◆ Data for this exercise
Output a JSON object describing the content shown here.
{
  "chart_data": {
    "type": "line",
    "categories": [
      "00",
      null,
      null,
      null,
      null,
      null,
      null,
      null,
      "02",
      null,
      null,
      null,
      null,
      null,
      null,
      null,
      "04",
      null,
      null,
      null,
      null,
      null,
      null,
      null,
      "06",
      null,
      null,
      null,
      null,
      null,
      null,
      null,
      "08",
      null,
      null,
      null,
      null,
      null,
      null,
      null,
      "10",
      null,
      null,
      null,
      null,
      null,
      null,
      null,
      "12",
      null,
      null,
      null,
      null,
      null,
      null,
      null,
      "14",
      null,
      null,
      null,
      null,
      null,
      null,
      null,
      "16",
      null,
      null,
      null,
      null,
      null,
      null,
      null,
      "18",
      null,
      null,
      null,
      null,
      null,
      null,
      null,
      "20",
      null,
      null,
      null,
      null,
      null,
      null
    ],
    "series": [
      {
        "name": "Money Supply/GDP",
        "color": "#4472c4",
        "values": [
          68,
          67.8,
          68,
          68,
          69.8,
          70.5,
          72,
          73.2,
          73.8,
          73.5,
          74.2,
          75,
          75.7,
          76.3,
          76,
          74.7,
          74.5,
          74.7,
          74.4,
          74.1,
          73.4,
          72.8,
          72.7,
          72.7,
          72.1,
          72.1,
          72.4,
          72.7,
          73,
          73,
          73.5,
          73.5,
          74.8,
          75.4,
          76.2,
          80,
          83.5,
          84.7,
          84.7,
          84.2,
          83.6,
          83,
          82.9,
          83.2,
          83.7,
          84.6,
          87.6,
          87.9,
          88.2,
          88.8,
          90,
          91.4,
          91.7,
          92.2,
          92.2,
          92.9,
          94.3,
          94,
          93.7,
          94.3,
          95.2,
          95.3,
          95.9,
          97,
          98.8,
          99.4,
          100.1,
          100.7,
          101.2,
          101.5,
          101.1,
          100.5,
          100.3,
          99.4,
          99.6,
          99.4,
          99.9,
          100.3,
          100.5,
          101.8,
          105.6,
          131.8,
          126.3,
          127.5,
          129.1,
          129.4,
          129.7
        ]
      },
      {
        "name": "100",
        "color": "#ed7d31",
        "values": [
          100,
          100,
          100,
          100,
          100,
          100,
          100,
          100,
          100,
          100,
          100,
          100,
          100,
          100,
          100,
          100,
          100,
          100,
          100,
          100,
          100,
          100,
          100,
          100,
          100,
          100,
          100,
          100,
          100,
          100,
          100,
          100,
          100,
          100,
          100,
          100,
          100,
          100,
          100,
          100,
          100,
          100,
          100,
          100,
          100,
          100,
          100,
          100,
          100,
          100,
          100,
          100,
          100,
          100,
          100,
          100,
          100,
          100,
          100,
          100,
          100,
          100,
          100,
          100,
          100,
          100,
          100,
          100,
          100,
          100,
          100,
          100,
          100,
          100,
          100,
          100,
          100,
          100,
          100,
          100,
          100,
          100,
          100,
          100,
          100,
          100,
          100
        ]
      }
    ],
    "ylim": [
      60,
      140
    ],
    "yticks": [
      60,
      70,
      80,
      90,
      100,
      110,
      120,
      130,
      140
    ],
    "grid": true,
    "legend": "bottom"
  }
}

◆ Written request
Return the entries in full, keeping every line exactly as it is.

◆ Response to the task
Output a JSON object describing the content shown here.
{
  "chart_data": {
    "type": "line",
    "categories": [
      "00",
      null,
      null,
      null,
      null,
      null,
      null,
      null,
      "02",
      null,
      null,
      null,
      null,
      null,
      null,
      null,
      "04",
      null,
      null,
      null,
      null,
      null,
      null,
      null,
      "06",
      null,
      null,
      null,
      null,
      null,
      null,
      null,
      "08",
      null,
      null,
      null,
      null,
      null,
      null,
      null,
      "10",
      null,
      null,
      null,
      null,
      null,
      null,
      null,
      "12",
      null,
      null,
      null,
      null,
      null,
      null,
      null,
      "14",
      null,
      null,
      null,
      null,
      null,
      null,
      null,
      "16",
      null,
      null,
      null,
      null,
      null,
      null,
      null,
      "18",
      null,
      null,
      null,
      null,
      null,
      null,
      null,
      "20",
      null,
      null,
      null,
      null,
      null,
      null
    ],
    "series": [
      {
        "name": "Money Supply/GDP",
        "color": "#4472c4",
        "values": [
          68,
          67.8,
          68,
          68,
          69.8,
          70.5,
          72,
          73.2,
          73.8,
          73.5,
          74.2,
          75,
          75.7,
          76.3,
          76,
          74.7,
          74.5,
          74.7,
          74.4,
          74.1,
          73.4,
          72.8,
          72.7,
          72.7,
          72.1,
          72.1,
          72.4,
          72.7,
          73,
          73,
          73.5,
          73.5,
          74.8,
          75.4,
          76.2,
          80,
          83.5,
          84.7,
          84.7,
          84.2,
          83.6,
          83,
          82.9,
          83.2,
          83.7,
          84.6,
          87.6,
          87.9,
          88.2,
          88.8,
          90,
          91.4,
          91.7,
          92.2,
          92.2,
          92.9,
          94.3,
          94,
          93.7,
          94.3,
          95.2,
          95.3,
          95.9,
          97,
          98.8,
          99.4,
          100.1,
          100.7,
          101.2,
          101.5,
          101.1,
          100.5,
          100.3,
          99.4,
          99.6,
          99.4,
          99.9,
          100.3,
          100.5,
          101.8,
          105.6,
          131.8,
          126.3,
          127.5,
          129.1,
          129.4,
          129.7
        ]
      },
      {
        "name": "100",
        "color": "#ed7d31",
        "values": [
          100,
          100,
          100,
          100,
          100,
          100,
          100,
          100,
          100,
          100,
          100,
          100,
          100,
          100,
          100,
          100,
          100,
          100,
          100,
          100,
          100,
          100,
          100,
          100,
          100,
          100,
          100,
          100,
          100,
          100,
          100,
          100,
          100,
          100,
          100,
          100,
          100,
          100,
          100,
          100,
          100,
          100,
          100,
          100,
          100,
          100,
          100,
          100,
          100,
          100,
          100,
          100,
          100,
          100,
          100,
          100,
          100,
          100,
          100,
          100,
          100,
          100,
          100,
          100,
          100,
          100,
          100,
          100,
          100,
          100,
          100,
          100,
          100,
          100,
          100,
          100,
          100,
          100,
          100,
          100,
          100,
          100,
          100,
          100,
          100,
          100,
          100
        ]
      }
    ],
    "ylim": [
      60,
      140
    ],
    "yticks": [
      60,
      70,
      80,
      90,
      100,
      110,
      120,
      130,
      140
    ],
    "grid": true,
    "legend": "bottom"
  }
}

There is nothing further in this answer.